>>>

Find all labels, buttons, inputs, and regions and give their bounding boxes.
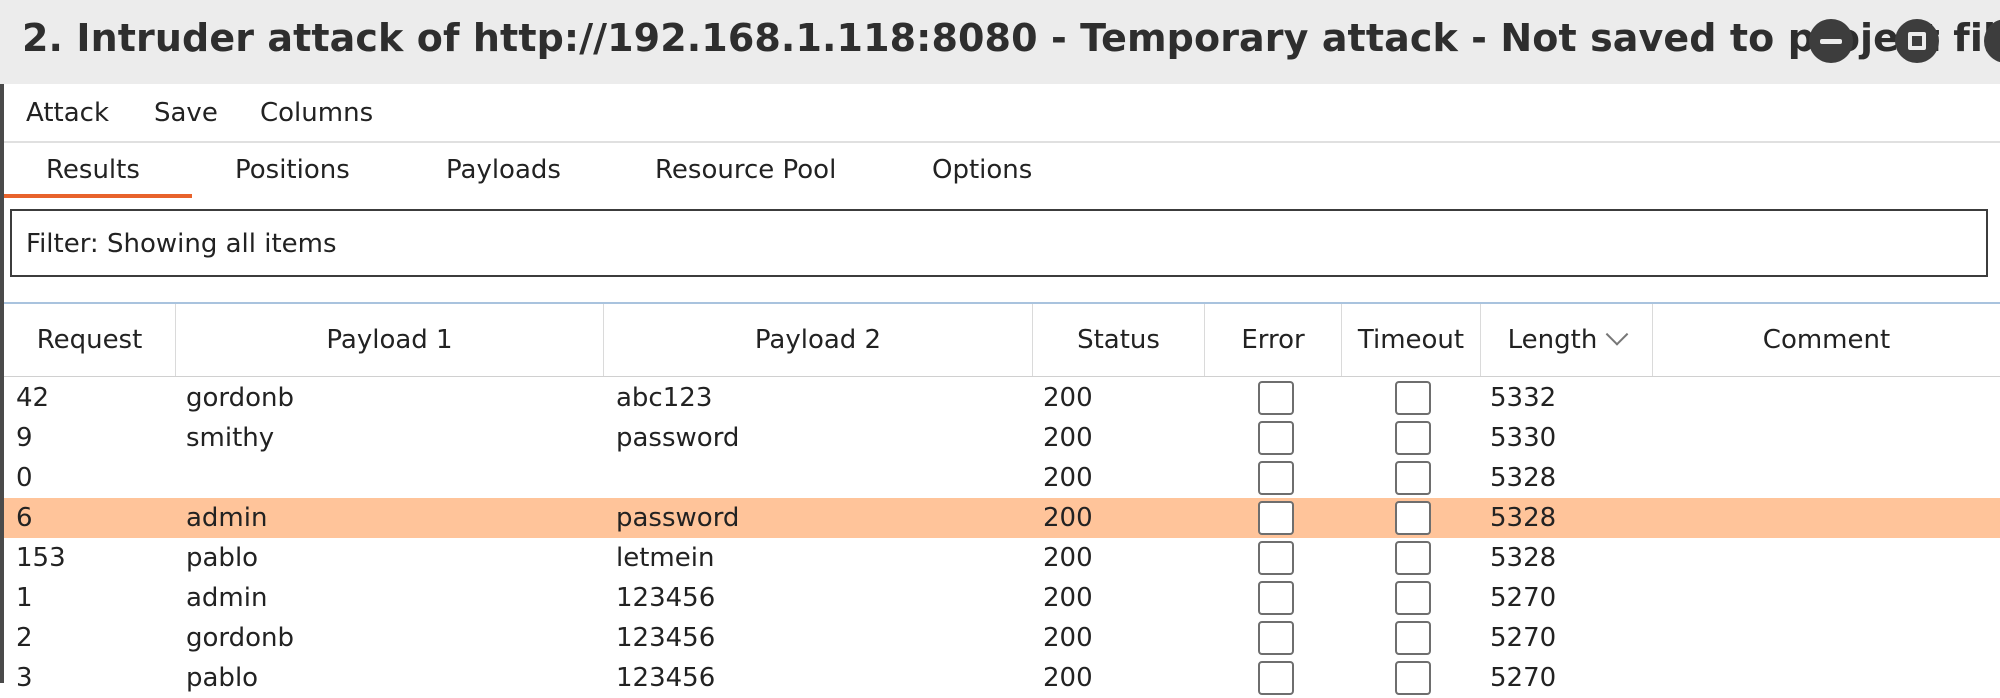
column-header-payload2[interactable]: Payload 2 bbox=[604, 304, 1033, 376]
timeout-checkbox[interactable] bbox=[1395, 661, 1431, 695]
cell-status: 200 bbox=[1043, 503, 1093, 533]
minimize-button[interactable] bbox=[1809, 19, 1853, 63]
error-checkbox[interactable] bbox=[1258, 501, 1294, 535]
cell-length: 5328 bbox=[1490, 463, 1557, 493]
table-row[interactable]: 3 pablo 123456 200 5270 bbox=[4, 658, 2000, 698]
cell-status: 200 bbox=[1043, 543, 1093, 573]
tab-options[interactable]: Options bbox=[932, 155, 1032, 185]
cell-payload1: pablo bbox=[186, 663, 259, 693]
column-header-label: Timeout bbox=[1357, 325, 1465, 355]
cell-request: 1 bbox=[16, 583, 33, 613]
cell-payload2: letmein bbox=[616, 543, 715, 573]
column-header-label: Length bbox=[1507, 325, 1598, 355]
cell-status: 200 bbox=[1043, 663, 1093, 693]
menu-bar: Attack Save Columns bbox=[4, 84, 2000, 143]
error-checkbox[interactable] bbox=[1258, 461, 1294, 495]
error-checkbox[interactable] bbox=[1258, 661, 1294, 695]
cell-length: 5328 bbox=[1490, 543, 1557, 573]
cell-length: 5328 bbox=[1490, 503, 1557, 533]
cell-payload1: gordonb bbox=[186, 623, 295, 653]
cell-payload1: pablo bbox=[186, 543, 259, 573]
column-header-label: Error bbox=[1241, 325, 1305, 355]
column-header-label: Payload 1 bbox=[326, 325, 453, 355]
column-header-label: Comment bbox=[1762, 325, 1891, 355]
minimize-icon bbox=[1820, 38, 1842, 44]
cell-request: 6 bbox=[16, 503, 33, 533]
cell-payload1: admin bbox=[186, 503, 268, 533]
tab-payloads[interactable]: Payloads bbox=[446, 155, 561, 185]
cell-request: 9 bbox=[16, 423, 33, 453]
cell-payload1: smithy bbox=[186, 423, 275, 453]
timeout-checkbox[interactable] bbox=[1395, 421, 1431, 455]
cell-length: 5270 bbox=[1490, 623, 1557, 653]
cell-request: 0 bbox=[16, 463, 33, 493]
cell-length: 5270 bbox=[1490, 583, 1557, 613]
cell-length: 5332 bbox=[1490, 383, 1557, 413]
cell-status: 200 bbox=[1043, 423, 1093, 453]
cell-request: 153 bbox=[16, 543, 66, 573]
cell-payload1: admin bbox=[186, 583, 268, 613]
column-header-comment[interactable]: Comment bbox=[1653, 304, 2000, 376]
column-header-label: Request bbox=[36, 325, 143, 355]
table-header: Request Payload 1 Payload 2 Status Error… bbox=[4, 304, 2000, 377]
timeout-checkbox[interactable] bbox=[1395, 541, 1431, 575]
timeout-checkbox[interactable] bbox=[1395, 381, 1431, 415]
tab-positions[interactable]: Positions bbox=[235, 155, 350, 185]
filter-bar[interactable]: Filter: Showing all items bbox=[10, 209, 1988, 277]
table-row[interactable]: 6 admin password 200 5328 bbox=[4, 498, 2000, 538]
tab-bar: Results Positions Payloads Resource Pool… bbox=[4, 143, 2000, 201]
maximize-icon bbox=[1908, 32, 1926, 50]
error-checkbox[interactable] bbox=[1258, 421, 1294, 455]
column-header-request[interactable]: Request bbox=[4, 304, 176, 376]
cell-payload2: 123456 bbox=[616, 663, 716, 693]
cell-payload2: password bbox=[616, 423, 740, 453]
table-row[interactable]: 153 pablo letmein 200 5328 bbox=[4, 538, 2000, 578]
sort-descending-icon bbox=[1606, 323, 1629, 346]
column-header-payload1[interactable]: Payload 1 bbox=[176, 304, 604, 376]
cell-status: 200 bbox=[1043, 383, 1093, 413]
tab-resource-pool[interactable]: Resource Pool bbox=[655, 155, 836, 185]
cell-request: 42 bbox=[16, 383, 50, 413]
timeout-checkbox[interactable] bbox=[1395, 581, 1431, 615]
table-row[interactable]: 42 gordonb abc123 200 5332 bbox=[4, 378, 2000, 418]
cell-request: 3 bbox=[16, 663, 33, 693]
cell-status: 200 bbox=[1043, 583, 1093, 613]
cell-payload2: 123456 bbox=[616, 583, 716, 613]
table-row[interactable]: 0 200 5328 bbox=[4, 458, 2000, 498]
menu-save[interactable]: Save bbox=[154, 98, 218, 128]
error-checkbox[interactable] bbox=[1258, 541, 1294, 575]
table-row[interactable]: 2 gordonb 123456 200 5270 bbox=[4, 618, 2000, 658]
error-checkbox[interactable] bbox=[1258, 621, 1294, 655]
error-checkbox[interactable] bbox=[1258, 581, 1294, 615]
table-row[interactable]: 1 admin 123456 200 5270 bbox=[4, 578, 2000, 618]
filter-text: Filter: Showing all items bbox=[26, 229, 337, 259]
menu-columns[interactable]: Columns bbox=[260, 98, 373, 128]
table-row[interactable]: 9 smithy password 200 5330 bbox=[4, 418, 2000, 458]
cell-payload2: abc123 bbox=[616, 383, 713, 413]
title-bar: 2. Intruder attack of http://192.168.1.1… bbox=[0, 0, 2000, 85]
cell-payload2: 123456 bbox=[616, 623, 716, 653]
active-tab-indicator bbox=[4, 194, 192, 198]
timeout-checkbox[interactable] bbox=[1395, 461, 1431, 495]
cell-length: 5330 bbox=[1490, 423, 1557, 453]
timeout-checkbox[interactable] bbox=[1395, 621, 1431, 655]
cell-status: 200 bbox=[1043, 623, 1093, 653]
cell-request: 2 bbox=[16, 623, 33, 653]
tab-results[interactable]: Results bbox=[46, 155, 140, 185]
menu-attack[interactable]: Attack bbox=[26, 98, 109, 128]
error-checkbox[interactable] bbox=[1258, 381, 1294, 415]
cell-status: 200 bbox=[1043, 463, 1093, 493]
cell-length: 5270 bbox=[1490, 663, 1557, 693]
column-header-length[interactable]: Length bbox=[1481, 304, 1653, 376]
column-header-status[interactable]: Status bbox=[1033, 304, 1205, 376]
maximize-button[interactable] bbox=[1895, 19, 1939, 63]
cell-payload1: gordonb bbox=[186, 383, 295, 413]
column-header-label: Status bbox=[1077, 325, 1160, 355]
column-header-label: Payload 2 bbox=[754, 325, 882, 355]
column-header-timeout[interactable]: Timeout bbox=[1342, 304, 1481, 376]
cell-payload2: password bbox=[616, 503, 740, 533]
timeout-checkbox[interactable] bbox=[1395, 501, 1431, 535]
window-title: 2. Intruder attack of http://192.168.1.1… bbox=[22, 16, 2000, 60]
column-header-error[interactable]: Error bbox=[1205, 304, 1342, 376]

<<<

[YOUR INSTRUCTIONS] Reproduce every line of the records above verbatim, and leave the pictures out of your answer.

[EXERCISE SOLUTION]
Find all labels, buttons, inputs, and regions and give their bounding boxes.
column-header-payload2[interactable]: Payload 2 bbox=[604, 304, 1033, 376]
timeout-checkbox[interactable] bbox=[1395, 661, 1431, 695]
cell-status: 200 bbox=[1043, 503, 1093, 533]
minimize-button[interactable] bbox=[1809, 19, 1853, 63]
error-checkbox[interactable] bbox=[1258, 501, 1294, 535]
cell-length: 5328 bbox=[1490, 463, 1557, 493]
table-row[interactable]: 3 pablo 123456 200 5270 bbox=[4, 658, 2000, 698]
cell-status: 200 bbox=[1043, 543, 1093, 573]
tab-options[interactable]: Options bbox=[932, 155, 1032, 185]
cell-payload1: pablo bbox=[186, 663, 259, 693]
column-header-label: Timeout bbox=[1357, 325, 1465, 355]
cell-request: 1 bbox=[16, 583, 33, 613]
cell-payload2: letmein bbox=[616, 543, 715, 573]
column-header-label: Length bbox=[1507, 325, 1598, 355]
cell-status: 200 bbox=[1043, 663, 1093, 693]
menu-bar: Attack Save Columns bbox=[4, 84, 2000, 143]
error-checkbox[interactable] bbox=[1258, 461, 1294, 495]
error-checkbox[interactable] bbox=[1258, 661, 1294, 695]
cell-length: 5328 bbox=[1490, 543, 1557, 573]
cell-length: 5328 bbox=[1490, 503, 1557, 533]
cell-payload1: gordonb bbox=[186, 623, 295, 653]
cell-payload1: pablo bbox=[186, 543, 259, 573]
column-header-label: Error bbox=[1241, 325, 1305, 355]
column-header-label: Payload 1 bbox=[326, 325, 453, 355]
column-header-label: Comment bbox=[1762, 325, 1891, 355]
minimize-icon bbox=[1820, 38, 1842, 44]
cell-request: 6 bbox=[16, 503, 33, 533]
cell-payload1: admin bbox=[186, 503, 268, 533]
tab-payloads[interactable]: Payloads bbox=[446, 155, 561, 185]
cell-request: 9 bbox=[16, 423, 33, 453]
cell-payload1: smithy bbox=[186, 423, 275, 453]
timeout-checkbox[interactable] bbox=[1395, 421, 1431, 455]
cell-length: 5270 bbox=[1490, 623, 1557, 653]
cell-request: 0 bbox=[16, 463, 33, 493]
cell-length: 5270 bbox=[1490, 583, 1557, 613]
cell-length: 5332 bbox=[1490, 383, 1557, 413]
cell-status: 200 bbox=[1043, 423, 1093, 453]
cell-request: 153 bbox=[16, 543, 66, 573]
cell-payload1: admin bbox=[186, 583, 268, 613]
column-header-comment[interactable]: Comment bbox=[1653, 304, 2000, 376]
column-header-label: Request bbox=[36, 325, 143, 355]
table-header: Request Payload 1 Payload 2 Status Error… bbox=[4, 304, 2000, 377]
timeout-checkbox[interactable] bbox=[1395, 541, 1431, 575]
timeout-checkbox[interactable] bbox=[1395, 381, 1431, 415]
tab-positions[interactable]: Positions bbox=[235, 155, 350, 185]
filter-bar[interactable]: Filter: Showing all items bbox=[10, 209, 1988, 277]
table-row[interactable]: 6 admin password 200 5328 bbox=[4, 498, 2000, 538]
tab-bar: Results Positions Payloads Resource Pool… bbox=[4, 143, 2000, 201]
maximize-icon bbox=[1908, 32, 1926, 50]
error-checkbox[interactable] bbox=[1258, 421, 1294, 455]
column-header-request[interactable]: Request bbox=[4, 304, 176, 376]
cell-payload2: 123456 bbox=[616, 663, 716, 693]
cell-payload2: password bbox=[616, 423, 740, 453]
table-row[interactable]: 153 pablo letmein 200 5328 bbox=[4, 538, 2000, 578]
sort-descending-icon bbox=[1606, 323, 1629, 346]
column-header-payload1[interactable]: Payload 1 bbox=[176, 304, 604, 376]
cell-status: 200 bbox=[1043, 383, 1093, 413]
tab-resource-pool[interactable]: Resource Pool bbox=[655, 155, 836, 185]
cell-request: 42 bbox=[16, 383, 50, 413]
timeout-checkbox[interactable] bbox=[1395, 581, 1431, 615]
table-row[interactable]: 42 gordonb abc123 200 5332 bbox=[4, 378, 2000, 418]
cell-request: 3 bbox=[16, 663, 33, 693]
cell-status: 200 bbox=[1043, 583, 1093, 613]
cell-payload2: 123456 bbox=[616, 583, 716, 613]
table-row[interactable]: 0 200 5328 bbox=[4, 458, 2000, 498]
menu-save[interactable]: Save bbox=[154, 98, 218, 128]
error-checkbox[interactable] bbox=[1258, 541, 1294, 575]
table-row[interactable]: 2 gordonb 123456 200 5270 bbox=[4, 618, 2000, 658]
error-checkbox[interactable] bbox=[1258, 621, 1294, 655]
error-checkbox[interactable] bbox=[1258, 581, 1294, 615]
table-row[interactable]: 1 admin 123456 200 5270 bbox=[4, 578, 2000, 618]
filter-text: Filter: Showing all items bbox=[26, 229, 337, 259]
menu-columns[interactable]: Columns bbox=[260, 98, 373, 128]
table-row[interactable]: 9 smithy password 200 5330 bbox=[4, 418, 2000, 458]
cell-payload2: abc123 bbox=[616, 383, 713, 413]
title-bar: 2. Intruder attack of http://192.168.1.1… bbox=[0, 0, 2000, 85]
cell-payload2: 123456 bbox=[616, 623, 716, 653]
active-tab-indicator bbox=[4, 194, 192, 198]
timeout-checkbox[interactable] bbox=[1395, 461, 1431, 495]
cell-length: 5330 bbox=[1490, 423, 1557, 453]
timeout-checkbox[interactable] bbox=[1395, 621, 1431, 655]
cell-status: 200 bbox=[1043, 623, 1093, 653]
cell-request: 2 bbox=[16, 623, 33, 653]
tab-results[interactable]: Results bbox=[46, 155, 140, 185]
menu-attack[interactable]: Attack bbox=[26, 98, 109, 128]
error-checkbox[interactable] bbox=[1258, 381, 1294, 415]
cell-status: 200 bbox=[1043, 463, 1093, 493]
cell-length: 5270 bbox=[1490, 663, 1557, 693]
column-header-length[interactable]: Length bbox=[1481, 304, 1653, 376]
column-header-status[interactable]: Status bbox=[1033, 304, 1205, 376]
maximize-button[interactable] bbox=[1895, 19, 1939, 63]
cell-payload1: gordonb bbox=[186, 383, 295, 413]
column-header-label: Status bbox=[1077, 325, 1160, 355]
column-header-label: Payload 2 bbox=[754, 325, 882, 355]
column-header-timeout[interactable]: Timeout bbox=[1342, 304, 1481, 376]
cell-payload2: password bbox=[616, 503, 740, 533]
timeout-checkbox[interactable] bbox=[1395, 501, 1431, 535]
window-title: 2. Intruder attack of http://192.168.1.1… bbox=[22, 16, 2000, 60]
column-header-error[interactable]: Error bbox=[1205, 304, 1342, 376]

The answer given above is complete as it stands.